To be done >>
Report how many lines contain "ساعت"; state the number and nothing else.

Record excerpts >>
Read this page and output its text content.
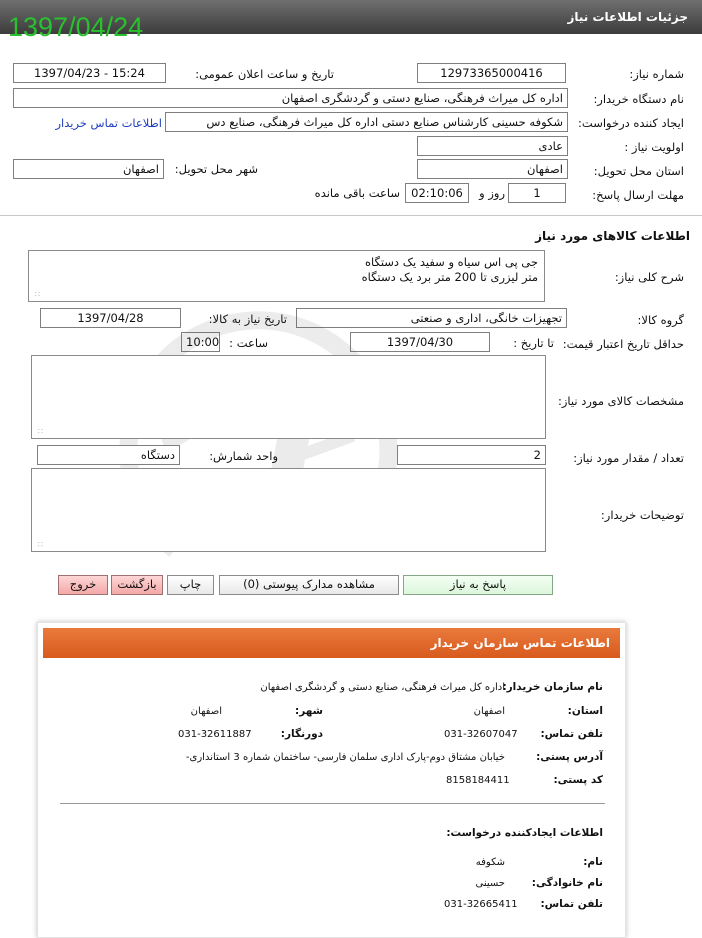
جزئیات اطلاعات نیاز
1397/04/24
شماره نیاز:
12973365000416
تاریخ و ساعت اعلان عمومی:
1397/04/23 - 15:24
نام دستگاه خریدار:
اداره کل میراث فرهنگی، صنایع دستی و گردشگری اصفهان
ایجاد کننده درخواست:
شکوفه حسینی کارشناس صنایع دستی اداره کل میراث فرهنگی، صنایع دس
اطلاعات تماس خریدار
اولویت نیاز :
عادی
استان محل تحویل:
اصفهان
شهر محل تحویل:
اصفهان
مهلت ارسال پاسخ:
1
روز و
02:10:06
ساعت باقی مانده
اطلاعات کالاهای مورد نیاز
شرح کلی نیاز:
جی پی اس سیاه و سفید یک دستگاه
متر لیزری تا 200 متر برد یک دستگاه
∷
گروه کالا:
تجهیزات خانگی، اداری و صنعتی
تاریخ نیاز به کالا:
1397/04/28
حداقل تاریخ اعتبار قیمت:
تا تاریخ :
1397/04/30
ساعت :
10:00
مشخصات کالای مورد نیاز:
∷
تعداد / مقدار مورد نیاز:
2
واحد شمارش:
دستگاه
توضیحات خریدار:
∷
پاسخ به نیاز
مشاهده مدارک پیوستی (0)
چاپ
بازگشت
خروج
اطلاعات تماس سازمان خریدار
نام سازمان خریدار:
اداره کل میراث فرهنگی، صنایع دستی و گردشگری اصفهان
استان:
اصفهان
شهر:
اصفهان
تلفن تماس:
031-32607047
دورنگار:
031-32611887
آدرس پستی:
خیابان مشتاق دوم-پارک اداری سلمان فارسی- ساختمان شماره 3 استانداری-
کد پستی:
8158184411
اطلاعات ایجادکننده درخواست:
نام:
شکوفه
نام خانوادگی:
حسینی
تلفن تماس:
031-32665411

Response to this task >>
3